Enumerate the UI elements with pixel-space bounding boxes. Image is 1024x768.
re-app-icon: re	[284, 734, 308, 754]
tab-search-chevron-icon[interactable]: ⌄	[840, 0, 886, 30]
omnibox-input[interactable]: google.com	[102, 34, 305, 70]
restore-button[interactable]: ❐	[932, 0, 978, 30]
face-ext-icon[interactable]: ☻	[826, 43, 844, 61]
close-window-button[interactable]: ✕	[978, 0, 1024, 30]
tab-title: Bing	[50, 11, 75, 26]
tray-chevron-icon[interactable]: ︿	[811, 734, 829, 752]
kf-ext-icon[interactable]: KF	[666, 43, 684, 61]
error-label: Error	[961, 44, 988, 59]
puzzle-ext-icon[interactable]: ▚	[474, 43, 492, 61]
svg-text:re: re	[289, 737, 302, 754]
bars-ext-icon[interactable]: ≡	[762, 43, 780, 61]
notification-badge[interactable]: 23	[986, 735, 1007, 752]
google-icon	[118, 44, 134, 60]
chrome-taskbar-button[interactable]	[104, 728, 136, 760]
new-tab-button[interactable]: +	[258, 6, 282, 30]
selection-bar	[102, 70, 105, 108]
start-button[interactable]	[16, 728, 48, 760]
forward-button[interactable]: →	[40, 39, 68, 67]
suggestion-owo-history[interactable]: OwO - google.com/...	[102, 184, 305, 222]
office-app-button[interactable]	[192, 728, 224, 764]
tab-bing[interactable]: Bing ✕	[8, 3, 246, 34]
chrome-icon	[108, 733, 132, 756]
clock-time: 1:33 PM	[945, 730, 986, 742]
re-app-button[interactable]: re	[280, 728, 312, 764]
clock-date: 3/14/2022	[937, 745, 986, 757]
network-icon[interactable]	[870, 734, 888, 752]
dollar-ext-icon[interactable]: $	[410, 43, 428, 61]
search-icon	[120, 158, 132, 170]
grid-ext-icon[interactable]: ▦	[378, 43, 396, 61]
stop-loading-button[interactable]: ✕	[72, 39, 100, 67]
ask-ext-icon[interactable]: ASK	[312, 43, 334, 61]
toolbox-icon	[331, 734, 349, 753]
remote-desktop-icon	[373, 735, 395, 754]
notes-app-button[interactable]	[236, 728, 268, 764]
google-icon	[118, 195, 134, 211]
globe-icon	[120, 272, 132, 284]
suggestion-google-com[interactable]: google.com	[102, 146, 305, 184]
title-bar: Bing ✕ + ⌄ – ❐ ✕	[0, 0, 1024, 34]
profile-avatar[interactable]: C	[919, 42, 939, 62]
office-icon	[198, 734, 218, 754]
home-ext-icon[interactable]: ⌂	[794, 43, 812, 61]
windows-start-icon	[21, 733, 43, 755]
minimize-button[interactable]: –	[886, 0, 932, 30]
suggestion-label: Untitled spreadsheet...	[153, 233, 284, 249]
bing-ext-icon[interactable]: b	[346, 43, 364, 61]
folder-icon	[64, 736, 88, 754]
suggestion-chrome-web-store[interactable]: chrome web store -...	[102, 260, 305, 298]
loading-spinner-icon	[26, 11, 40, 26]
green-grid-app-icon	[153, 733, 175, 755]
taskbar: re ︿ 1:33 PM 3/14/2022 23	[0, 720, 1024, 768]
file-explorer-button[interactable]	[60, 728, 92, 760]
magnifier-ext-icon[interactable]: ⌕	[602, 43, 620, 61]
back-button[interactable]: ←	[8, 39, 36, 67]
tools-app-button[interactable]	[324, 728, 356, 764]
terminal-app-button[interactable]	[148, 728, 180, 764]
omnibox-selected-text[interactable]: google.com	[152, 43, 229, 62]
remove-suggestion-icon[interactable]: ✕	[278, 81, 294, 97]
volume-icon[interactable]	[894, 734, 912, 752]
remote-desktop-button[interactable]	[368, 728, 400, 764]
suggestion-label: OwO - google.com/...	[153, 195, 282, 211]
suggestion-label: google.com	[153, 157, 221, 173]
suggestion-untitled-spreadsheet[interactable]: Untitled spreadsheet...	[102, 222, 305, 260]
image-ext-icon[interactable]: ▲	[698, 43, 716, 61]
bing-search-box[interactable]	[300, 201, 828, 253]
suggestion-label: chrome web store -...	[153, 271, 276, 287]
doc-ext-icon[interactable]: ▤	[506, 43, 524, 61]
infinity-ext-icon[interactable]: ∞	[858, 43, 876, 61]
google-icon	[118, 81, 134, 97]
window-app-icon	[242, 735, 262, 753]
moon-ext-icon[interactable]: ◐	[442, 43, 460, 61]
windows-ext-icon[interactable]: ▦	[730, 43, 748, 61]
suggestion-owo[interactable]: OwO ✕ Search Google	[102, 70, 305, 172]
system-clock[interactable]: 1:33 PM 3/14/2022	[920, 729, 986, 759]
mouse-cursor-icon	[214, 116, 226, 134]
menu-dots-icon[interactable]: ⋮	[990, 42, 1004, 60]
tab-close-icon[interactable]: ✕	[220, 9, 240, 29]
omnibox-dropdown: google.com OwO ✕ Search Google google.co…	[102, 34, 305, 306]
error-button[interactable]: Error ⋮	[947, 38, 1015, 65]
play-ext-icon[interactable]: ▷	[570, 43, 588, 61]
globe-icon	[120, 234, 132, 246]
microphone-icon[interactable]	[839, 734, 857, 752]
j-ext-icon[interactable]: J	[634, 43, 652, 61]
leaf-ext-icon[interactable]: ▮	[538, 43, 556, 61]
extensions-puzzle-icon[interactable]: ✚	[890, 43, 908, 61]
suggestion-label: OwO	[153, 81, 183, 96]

---

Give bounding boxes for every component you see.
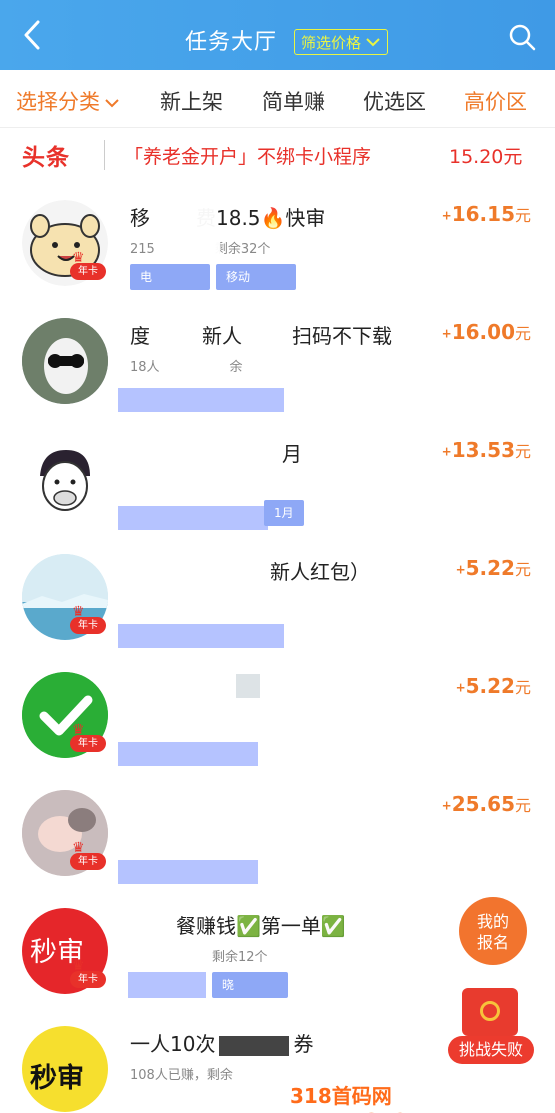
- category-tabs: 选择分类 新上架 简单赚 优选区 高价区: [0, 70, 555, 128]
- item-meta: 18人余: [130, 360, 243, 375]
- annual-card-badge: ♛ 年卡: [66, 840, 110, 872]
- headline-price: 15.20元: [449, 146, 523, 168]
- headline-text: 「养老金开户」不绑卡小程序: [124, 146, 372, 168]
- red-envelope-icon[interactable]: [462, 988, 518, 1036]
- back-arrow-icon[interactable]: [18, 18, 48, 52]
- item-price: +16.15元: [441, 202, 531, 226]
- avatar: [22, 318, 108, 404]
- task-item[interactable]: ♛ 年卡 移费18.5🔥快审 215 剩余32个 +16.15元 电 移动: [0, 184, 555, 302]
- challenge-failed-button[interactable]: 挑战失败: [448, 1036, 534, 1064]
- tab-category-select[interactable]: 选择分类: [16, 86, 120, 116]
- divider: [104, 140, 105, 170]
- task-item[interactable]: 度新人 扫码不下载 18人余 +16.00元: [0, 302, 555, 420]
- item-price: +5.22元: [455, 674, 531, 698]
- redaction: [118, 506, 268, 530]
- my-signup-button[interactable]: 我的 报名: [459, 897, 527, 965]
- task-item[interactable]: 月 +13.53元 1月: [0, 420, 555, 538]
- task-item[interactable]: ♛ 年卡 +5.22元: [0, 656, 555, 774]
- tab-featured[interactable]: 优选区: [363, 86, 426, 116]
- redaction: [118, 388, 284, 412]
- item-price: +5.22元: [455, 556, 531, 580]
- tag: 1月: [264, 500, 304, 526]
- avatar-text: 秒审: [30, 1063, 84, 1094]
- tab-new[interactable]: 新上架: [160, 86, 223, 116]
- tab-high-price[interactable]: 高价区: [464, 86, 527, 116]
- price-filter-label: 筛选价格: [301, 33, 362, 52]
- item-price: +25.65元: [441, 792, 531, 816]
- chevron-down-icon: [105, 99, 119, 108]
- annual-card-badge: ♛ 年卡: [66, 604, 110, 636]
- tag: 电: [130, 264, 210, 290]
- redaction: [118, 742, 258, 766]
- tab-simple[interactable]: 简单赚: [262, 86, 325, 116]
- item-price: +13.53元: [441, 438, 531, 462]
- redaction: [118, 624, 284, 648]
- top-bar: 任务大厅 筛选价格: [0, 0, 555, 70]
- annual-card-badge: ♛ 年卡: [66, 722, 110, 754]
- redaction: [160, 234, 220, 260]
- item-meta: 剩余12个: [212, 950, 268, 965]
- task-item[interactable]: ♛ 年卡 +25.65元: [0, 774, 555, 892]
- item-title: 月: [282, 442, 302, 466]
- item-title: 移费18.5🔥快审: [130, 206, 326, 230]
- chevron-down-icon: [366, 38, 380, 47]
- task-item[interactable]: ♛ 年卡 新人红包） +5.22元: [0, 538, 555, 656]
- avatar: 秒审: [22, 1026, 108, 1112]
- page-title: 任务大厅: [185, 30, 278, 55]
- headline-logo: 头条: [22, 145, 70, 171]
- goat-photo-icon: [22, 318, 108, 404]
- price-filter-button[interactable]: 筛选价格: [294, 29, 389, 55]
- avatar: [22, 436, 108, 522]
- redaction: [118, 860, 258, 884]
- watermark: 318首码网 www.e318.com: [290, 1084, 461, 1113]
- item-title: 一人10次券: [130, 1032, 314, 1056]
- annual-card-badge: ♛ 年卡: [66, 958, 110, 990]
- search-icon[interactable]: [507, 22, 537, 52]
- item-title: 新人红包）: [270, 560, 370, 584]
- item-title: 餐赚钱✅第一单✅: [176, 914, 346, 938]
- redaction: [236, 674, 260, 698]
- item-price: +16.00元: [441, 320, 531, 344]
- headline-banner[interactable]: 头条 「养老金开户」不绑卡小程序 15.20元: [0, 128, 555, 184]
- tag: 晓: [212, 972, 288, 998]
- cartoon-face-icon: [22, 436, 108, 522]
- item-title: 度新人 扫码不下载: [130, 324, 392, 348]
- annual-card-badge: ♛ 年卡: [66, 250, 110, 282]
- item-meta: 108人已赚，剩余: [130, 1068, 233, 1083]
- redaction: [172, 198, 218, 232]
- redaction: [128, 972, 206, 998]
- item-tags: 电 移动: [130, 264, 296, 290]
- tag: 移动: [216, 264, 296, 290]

* * *

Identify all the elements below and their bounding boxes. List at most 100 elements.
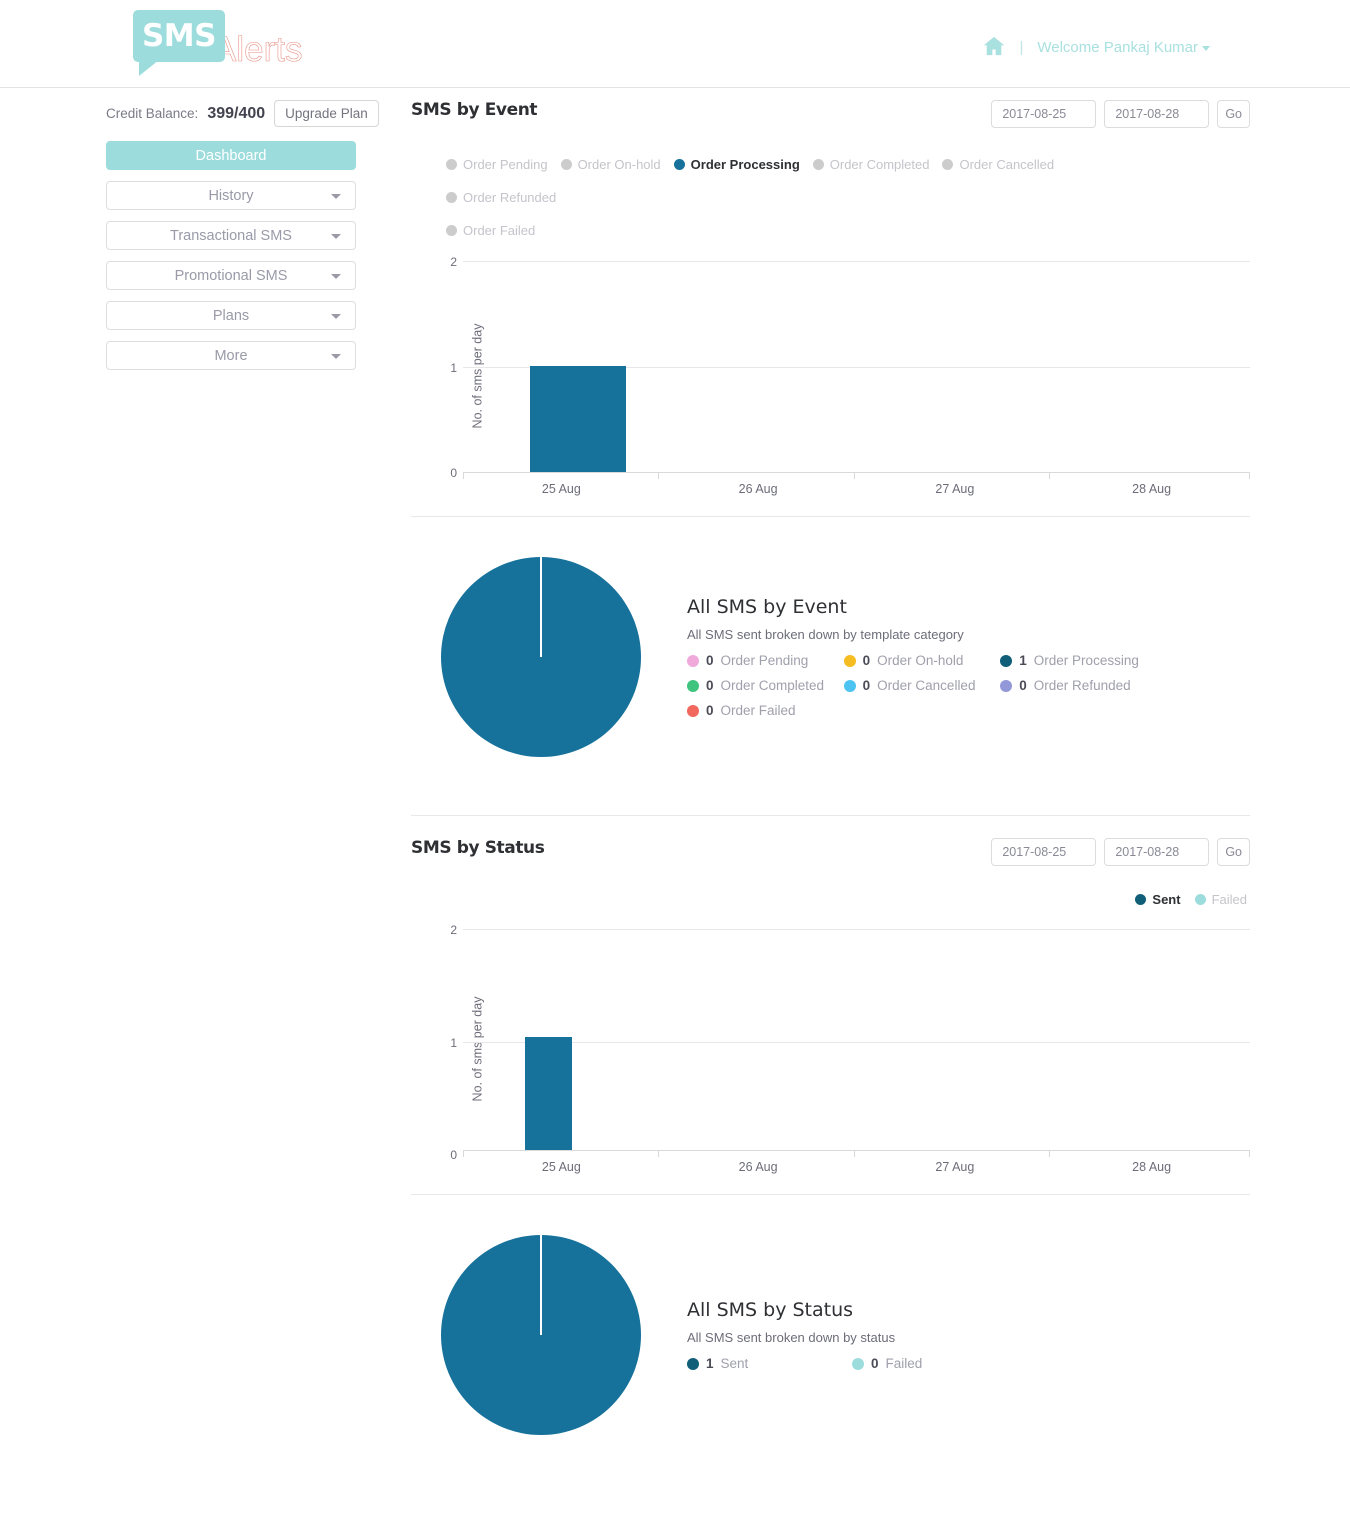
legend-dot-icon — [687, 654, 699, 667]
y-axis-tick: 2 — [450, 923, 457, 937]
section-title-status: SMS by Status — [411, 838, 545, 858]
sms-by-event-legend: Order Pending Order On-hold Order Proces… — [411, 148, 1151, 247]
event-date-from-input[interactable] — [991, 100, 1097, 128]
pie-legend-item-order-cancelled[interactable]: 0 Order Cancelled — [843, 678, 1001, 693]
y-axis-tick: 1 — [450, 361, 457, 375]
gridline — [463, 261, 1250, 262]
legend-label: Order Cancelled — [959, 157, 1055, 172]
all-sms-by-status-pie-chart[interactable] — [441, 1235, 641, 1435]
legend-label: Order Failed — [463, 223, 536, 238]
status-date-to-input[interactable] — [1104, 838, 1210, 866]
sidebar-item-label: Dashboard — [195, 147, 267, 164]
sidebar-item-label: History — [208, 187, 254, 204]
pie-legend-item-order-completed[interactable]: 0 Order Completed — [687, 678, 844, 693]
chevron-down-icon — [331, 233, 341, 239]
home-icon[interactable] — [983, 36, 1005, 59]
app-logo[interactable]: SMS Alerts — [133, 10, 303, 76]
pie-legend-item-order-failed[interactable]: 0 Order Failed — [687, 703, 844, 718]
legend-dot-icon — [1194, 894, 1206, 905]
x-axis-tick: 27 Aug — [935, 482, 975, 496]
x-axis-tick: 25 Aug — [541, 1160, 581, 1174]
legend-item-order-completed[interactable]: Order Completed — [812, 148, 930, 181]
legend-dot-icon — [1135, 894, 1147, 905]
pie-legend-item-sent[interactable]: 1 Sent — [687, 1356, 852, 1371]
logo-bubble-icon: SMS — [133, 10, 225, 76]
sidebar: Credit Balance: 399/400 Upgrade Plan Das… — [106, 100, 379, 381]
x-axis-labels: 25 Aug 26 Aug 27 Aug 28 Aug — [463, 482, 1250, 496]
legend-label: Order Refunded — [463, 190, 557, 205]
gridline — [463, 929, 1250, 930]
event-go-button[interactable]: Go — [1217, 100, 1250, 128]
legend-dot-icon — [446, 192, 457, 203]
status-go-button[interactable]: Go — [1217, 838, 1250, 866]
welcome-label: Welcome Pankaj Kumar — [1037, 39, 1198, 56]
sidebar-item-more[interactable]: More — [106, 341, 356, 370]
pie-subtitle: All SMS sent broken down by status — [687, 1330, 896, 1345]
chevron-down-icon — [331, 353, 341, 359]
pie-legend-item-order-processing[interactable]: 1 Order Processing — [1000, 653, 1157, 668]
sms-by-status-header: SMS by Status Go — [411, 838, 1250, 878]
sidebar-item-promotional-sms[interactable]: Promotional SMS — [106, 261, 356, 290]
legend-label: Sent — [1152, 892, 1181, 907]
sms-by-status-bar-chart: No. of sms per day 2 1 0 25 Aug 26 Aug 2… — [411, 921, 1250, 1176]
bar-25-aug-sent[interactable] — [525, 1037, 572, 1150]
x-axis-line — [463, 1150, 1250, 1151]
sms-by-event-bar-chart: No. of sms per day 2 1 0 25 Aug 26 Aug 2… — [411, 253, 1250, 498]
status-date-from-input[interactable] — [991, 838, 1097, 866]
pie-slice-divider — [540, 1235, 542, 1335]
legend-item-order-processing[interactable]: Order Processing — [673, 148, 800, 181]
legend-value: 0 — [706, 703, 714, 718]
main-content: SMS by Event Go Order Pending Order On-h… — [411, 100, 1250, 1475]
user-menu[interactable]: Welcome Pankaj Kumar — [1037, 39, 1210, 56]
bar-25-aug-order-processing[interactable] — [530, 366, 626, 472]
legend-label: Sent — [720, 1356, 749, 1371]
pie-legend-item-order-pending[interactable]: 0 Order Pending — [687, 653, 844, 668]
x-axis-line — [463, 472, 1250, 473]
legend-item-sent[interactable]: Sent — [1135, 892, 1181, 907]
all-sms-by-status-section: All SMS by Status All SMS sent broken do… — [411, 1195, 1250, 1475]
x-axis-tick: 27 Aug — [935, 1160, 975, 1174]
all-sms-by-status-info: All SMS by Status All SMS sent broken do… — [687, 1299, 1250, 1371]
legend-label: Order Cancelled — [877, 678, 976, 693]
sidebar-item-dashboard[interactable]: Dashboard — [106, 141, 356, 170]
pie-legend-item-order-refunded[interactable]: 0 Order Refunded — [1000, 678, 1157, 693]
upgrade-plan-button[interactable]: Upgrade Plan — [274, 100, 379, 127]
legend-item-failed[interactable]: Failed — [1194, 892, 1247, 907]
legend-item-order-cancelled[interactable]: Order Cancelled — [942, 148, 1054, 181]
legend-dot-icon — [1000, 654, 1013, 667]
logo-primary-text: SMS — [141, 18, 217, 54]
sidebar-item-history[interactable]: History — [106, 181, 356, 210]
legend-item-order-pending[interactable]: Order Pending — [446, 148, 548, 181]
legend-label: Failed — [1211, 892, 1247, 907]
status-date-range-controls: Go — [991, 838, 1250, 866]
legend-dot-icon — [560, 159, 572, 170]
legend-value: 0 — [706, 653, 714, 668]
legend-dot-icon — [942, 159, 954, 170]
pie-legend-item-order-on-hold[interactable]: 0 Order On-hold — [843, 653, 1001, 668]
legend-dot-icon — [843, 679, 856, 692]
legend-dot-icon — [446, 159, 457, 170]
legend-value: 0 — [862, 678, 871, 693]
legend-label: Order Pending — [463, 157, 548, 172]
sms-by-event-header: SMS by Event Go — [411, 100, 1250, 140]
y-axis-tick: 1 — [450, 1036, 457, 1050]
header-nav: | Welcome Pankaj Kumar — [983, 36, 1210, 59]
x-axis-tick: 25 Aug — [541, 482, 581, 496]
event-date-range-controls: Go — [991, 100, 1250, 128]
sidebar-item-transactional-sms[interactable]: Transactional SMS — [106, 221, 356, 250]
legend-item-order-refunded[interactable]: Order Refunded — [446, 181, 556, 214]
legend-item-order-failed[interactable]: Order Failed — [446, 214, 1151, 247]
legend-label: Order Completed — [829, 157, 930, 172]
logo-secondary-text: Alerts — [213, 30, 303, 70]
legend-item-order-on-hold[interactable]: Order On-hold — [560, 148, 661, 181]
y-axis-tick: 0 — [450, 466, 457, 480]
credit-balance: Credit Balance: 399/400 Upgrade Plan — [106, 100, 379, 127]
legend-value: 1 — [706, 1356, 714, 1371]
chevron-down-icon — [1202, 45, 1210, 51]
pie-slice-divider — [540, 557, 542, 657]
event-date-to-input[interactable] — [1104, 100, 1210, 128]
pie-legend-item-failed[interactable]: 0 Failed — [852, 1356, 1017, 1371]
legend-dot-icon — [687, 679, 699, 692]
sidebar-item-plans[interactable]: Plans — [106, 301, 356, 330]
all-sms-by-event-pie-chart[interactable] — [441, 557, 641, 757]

SHORT TASK: Please write out again, unchanged, the lines of the listing from the line with "legend-dot-icon — [687, 654, 699, 667]" to the line with "sidebar-item-label: History —", both included.

OUTPUT FOR THIS EXERCISE:
legend-dot-icon — [687, 654, 699, 667]
y-axis-tick: 2 — [450, 923, 457, 937]
section-title-status: SMS by Status — [411, 838, 545, 858]
sms-by-event-legend: Order Pending Order On-hold Order Proces… — [411, 148, 1151, 247]
event-date-from-input[interactable] — [991, 100, 1097, 128]
pie-legend-item-order-cancelled[interactable]: 0 Order Cancelled — [843, 678, 1001, 693]
y-axis-tick: 1 — [450, 361, 457, 375]
gridline — [463, 261, 1250, 262]
legend-label: Order Cancelled — [959, 157, 1055, 172]
all-sms-by-status-pie-chart[interactable] — [441, 1235, 641, 1435]
legend-label: Order Failed — [463, 223, 536, 238]
status-date-to-input[interactable] — [1104, 838, 1210, 866]
sidebar-item-label: Dashboard — [195, 147, 267, 164]
sidebar-item-label: History — [208, 187, 254, 204]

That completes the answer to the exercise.